PROBLEM STATEMENT: All of the entries must be reproduced exactly, with no images carried over.
:: ENTRIES SHOWN
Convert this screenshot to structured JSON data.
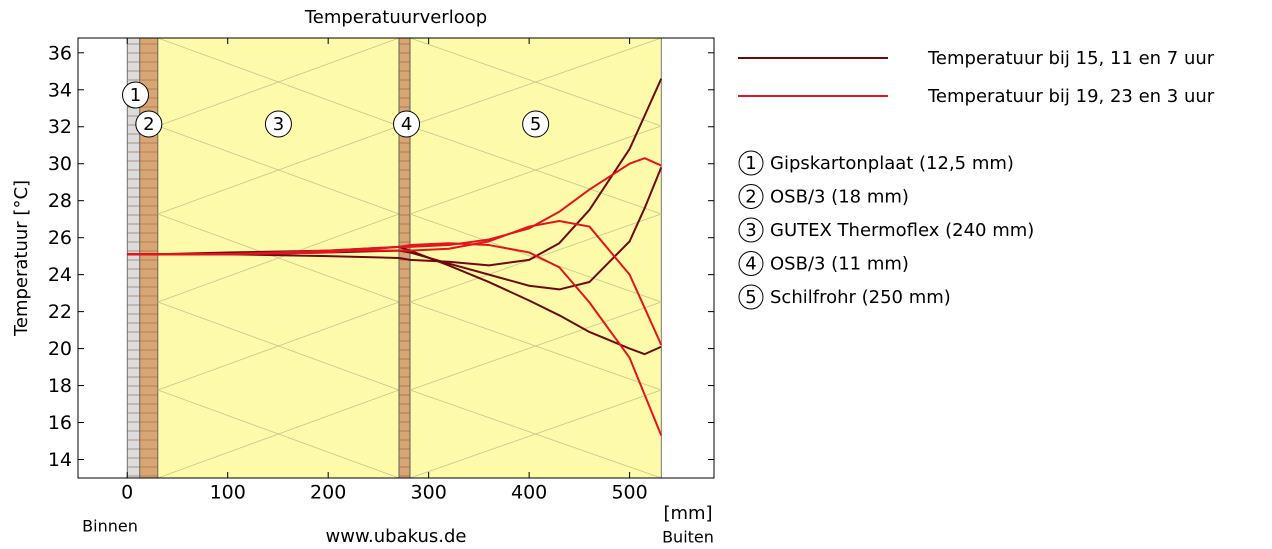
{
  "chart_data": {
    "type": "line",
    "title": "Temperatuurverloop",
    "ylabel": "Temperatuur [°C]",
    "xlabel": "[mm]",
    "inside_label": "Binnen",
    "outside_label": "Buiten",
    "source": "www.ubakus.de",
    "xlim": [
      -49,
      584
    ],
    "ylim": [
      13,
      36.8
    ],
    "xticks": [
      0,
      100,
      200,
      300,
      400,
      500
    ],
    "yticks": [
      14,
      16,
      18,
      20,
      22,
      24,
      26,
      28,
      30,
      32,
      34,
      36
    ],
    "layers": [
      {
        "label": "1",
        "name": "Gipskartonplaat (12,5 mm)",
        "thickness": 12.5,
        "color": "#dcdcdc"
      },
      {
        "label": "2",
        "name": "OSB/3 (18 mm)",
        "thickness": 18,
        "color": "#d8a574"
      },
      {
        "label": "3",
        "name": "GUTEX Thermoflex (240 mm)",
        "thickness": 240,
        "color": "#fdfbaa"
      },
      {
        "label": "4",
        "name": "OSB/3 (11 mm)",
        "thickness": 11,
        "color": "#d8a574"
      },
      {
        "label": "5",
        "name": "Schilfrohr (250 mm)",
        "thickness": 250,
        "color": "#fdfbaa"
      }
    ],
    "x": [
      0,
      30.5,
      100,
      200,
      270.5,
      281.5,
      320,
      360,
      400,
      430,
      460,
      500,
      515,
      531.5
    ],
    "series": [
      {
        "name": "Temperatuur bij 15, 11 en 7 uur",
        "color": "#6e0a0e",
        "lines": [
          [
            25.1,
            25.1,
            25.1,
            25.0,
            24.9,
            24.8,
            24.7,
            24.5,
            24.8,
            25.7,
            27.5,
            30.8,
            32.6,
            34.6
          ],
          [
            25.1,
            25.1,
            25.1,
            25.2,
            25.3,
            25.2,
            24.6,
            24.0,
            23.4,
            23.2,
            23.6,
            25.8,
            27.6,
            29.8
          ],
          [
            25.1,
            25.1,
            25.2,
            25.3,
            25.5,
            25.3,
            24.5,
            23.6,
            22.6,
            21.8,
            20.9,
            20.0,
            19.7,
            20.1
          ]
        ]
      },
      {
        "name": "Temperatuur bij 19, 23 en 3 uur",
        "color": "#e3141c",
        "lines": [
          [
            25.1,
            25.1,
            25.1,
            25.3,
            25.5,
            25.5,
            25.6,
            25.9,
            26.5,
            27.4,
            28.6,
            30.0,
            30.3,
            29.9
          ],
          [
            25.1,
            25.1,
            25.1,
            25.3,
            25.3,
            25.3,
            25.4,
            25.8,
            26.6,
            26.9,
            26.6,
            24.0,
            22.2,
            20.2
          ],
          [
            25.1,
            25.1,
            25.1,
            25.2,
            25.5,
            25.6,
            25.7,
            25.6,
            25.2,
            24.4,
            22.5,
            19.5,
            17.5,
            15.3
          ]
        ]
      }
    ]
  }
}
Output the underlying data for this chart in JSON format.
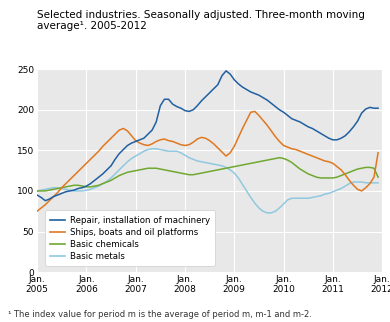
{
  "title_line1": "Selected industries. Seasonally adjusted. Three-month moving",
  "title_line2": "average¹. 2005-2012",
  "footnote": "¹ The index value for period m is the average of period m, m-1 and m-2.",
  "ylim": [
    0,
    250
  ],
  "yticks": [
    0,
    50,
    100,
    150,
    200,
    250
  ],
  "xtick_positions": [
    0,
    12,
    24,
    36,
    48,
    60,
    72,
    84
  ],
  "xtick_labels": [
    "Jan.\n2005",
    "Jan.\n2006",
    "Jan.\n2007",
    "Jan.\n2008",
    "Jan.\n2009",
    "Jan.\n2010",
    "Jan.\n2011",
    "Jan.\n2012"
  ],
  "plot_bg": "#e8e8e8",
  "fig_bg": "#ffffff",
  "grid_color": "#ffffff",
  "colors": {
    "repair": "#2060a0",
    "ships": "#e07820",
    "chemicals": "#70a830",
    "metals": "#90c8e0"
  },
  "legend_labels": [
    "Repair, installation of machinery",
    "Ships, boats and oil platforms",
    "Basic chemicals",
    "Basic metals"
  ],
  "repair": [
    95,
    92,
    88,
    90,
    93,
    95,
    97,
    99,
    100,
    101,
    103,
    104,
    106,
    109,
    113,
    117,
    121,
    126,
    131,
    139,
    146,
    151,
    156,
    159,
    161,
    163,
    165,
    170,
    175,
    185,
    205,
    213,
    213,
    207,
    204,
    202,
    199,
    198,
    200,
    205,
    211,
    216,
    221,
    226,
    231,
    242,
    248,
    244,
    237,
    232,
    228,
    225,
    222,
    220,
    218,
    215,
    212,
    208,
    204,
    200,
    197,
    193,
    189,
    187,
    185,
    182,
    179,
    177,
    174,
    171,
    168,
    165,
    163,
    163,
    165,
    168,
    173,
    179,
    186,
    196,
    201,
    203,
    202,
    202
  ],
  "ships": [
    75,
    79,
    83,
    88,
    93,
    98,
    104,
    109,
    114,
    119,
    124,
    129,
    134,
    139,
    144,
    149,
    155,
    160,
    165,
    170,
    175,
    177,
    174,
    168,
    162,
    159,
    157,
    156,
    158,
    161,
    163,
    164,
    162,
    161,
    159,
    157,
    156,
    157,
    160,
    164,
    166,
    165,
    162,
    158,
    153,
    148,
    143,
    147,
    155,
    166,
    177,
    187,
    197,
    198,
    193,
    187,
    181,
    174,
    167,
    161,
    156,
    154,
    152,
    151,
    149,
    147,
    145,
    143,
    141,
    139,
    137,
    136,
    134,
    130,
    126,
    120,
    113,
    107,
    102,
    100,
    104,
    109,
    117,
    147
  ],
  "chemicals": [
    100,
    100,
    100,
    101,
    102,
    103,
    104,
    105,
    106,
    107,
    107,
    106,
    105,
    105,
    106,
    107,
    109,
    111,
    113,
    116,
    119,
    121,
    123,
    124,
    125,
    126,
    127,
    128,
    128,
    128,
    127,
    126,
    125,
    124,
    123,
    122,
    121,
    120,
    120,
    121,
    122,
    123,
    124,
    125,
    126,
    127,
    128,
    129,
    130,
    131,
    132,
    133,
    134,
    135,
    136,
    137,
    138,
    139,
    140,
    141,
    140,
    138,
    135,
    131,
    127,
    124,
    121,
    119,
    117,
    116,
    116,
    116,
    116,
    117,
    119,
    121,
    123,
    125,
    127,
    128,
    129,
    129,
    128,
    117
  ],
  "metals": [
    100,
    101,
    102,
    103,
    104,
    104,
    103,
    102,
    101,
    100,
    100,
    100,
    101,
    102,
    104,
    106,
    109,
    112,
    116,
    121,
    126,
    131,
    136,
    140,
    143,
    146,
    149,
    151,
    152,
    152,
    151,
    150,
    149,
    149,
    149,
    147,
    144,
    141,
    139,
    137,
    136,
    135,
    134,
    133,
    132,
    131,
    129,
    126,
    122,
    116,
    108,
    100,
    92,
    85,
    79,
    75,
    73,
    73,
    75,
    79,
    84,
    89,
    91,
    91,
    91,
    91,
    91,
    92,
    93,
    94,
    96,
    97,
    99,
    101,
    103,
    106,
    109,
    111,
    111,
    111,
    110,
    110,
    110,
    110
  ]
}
::::
SOLUTION BELOW:
Convert this screenshot to structured JSON data.
{
  "chart_data": {
    "type": "line",
    "title": "Temperatuurverloop",
    "ylabel": "Temperatuur [°C]",
    "xlabel": "[mm]",
    "inside_label": "Binnen",
    "outside_label": "Buiten",
    "source": "www.ubakus.de",
    "xlim": [
      -49,
      584
    ],
    "ylim": [
      13,
      36.8
    ],
    "xticks": [
      0,
      100,
      200,
      300,
      400,
      500
    ],
    "yticks": [
      14,
      16,
      18,
      20,
      22,
      24,
      26,
      28,
      30,
      32,
      34,
      36
    ],
    "layers": [
      {
        "label": "1",
        "name": "Gipskartonplaat (12,5 mm)",
        "thickness": 12.5,
        "color": "#dcdcdc"
      },
      {
        "label": "2",
        "name": "OSB/3 (18 mm)",
        "thickness": 18,
        "color": "#d8a574"
      },
      {
        "label": "3",
        "name": "GUTEX Thermoflex (240 mm)",
        "thickness": 240,
        "color": "#fdfbaa"
      },
      {
        "label": "4",
        "name": "OSB/3 (11 mm)",
        "thickness": 11,
        "color": "#d8a574"
      },
      {
        "label": "5",
        "name": "Schilfrohr (250 mm)",
        "thickness": 250,
        "color": "#fdfbaa"
      }
    ],
    "x": [
      0,
      30.5,
      100,
      200,
      270.5,
      281.5,
      320,
      360,
      400,
      430,
      460,
      500,
      515,
      531.5
    ],
    "series": [
      {
        "name": "Temperatuur bij 15, 11 en 7 uur",
        "color": "#6e0a0e",
        "lines": [
          [
            25.1,
            25.1,
            25.1,
            25.0,
            24.9,
            24.8,
            24.7,
            24.5,
            24.8,
            25.7,
            27.5,
            30.8,
            32.6,
            34.6
          ],
          [
            25.1,
            25.1,
            25.1,
            25.2,
            25.3,
            25.2,
            24.6,
            24.0,
            23.4,
            23.2,
            23.6,
            25.8,
            27.6,
            29.8
          ],
          [
            25.1,
            25.1,
            25.2,
            25.3,
            25.5,
            25.3,
            24.5,
            23.6,
            22.6,
            21.8,
            20.9,
            20.0,
            19.7,
            20.1
          ]
        ]
      },
      {
        "name": "Temperatuur bij 19, 23 en 3 uur",
        "color": "#e3141c",
        "lines": [
          [
            25.1,
            25.1,
            25.1,
            25.3,
            25.5,
            25.5,
            25.6,
            25.9,
            26.5,
            27.4,
            28.6,
            30.0,
            30.3,
            29.9
          ],
          [
            25.1,
            25.1,
            25.1,
            25.3,
            25.3,
            25.3,
            25.4,
            25.8,
            26.6,
            26.9,
            26.6,
            24.0,
            22.2,
            20.2
          ],
          [
            25.1,
            25.1,
            25.1,
            25.2,
            25.5,
            25.6,
            25.7,
            25.6,
            25.2,
            24.4,
            22.5,
            19.5,
            17.5,
            15.3
          ]
        ]
      }
    ]
  }
}
Output the underlying data for this chart in JSON format.
{
  "title_line1": "Selected industries. Seasonally adjusted. Three-month moving",
  "title_line2": "average¹. 2005-2012",
  "footnote": "¹ The index value for period m is the average of period m, m-1 and m-2.",
  "ylim": [
    0,
    250
  ],
  "yticks": [
    0,
    50,
    100,
    150,
    200,
    250
  ],
  "xtick_positions": [
    0,
    12,
    24,
    36,
    48,
    60,
    72,
    84
  ],
  "xtick_labels": [
    "Jan.\n2005",
    "Jan.\n2006",
    "Jan.\n2007",
    "Jan.\n2008",
    "Jan.\n2009",
    "Jan.\n2010",
    "Jan.\n2011",
    "Jan.\n2012"
  ],
  "plot_bg": "#e8e8e8",
  "fig_bg": "#ffffff",
  "grid_color": "#ffffff",
  "colors": {
    "repair": "#2060a0",
    "ships": "#e07820",
    "chemicals": "#70a830",
    "metals": "#90c8e0"
  },
  "legend_labels": [
    "Repair, installation of machinery",
    "Ships, boats and oil platforms",
    "Basic chemicals",
    "Basic metals"
  ],
  "repair": [
    95,
    92,
    88,
    90,
    93,
    95,
    97,
    99,
    100,
    101,
    103,
    104,
    106,
    109,
    113,
    117,
    121,
    126,
    131,
    139,
    146,
    151,
    156,
    159,
    161,
    163,
    165,
    170,
    175,
    185,
    205,
    213,
    213,
    207,
    204,
    202,
    199,
    198,
    200,
    205,
    211,
    216,
    221,
    226,
    231,
    242,
    248,
    244,
    237,
    232,
    228,
    225,
    222,
    220,
    218,
    215,
    212,
    208,
    204,
    200,
    197,
    193,
    189,
    187,
    185,
    182,
    179,
    177,
    174,
    171,
    168,
    165,
    163,
    163,
    165,
    168,
    173,
    179,
    186,
    196,
    201,
    203,
    202,
    202
  ],
  "ships": [
    75,
    79,
    83,
    88,
    93,
    98,
    104,
    109,
    114,
    119,
    124,
    129,
    134,
    139,
    144,
    149,
    155,
    160,
    165,
    170,
    175,
    177,
    174,
    168,
    162,
    159,
    157,
    156,
    158,
    161,
    163,
    164,
    162,
    161,
    159,
    157,
    156,
    157,
    160,
    164,
    166,
    165,
    162,
    158,
    153,
    148,
    143,
    147,
    155,
    166,
    177,
    187,
    197,
    198,
    193,
    187,
    181,
    174,
    167,
    161,
    156,
    154,
    152,
    151,
    149,
    147,
    145,
    143,
    141,
    139,
    137,
    136,
    134,
    130,
    126,
    120,
    113,
    107,
    102,
    100,
    104,
    109,
    117,
    147
  ],
  "chemicals": [
    100,
    100,
    100,
    101,
    102,
    103,
    104,
    105,
    106,
    107,
    107,
    106,
    105,
    105,
    106,
    107,
    109,
    111,
    113,
    116,
    119,
    121,
    123,
    124,
    125,
    126,
    127,
    128,
    128,
    128,
    127,
    126,
    125,
    124,
    123,
    122,
    121,
    120,
    120,
    121,
    122,
    123,
    124,
    125,
    126,
    127,
    128,
    129,
    130,
    131,
    132,
    133,
    134,
    135,
    136,
    137,
    138,
    139,
    140,
    141,
    140,
    138,
    135,
    131,
    127,
    124,
    121,
    119,
    117,
    116,
    116,
    116,
    116,
    117,
    119,
    121,
    123,
    125,
    127,
    128,
    129,
    129,
    128,
    117
  ],
  "metals": [
    100,
    101,
    102,
    103,
    104,
    104,
    103,
    102,
    101,
    100,
    100,
    100,
    101,
    102,
    104,
    106,
    109,
    112,
    116,
    121,
    126,
    131,
    136,
    140,
    143,
    146,
    149,
    151,
    152,
    152,
    151,
    150,
    149,
    149,
    149,
    147,
    144,
    141,
    139,
    137,
    136,
    135,
    134,
    133,
    132,
    131,
    129,
    126,
    122,
    116,
    108,
    100,
    92,
    85,
    79,
    75,
    73,
    73,
    75,
    79,
    84,
    89,
    91,
    91,
    91,
    91,
    91,
    92,
    93,
    94,
    96,
    97,
    99,
    101,
    103,
    106,
    109,
    111,
    111,
    111,
    110,
    110,
    110,
    110
  ]
}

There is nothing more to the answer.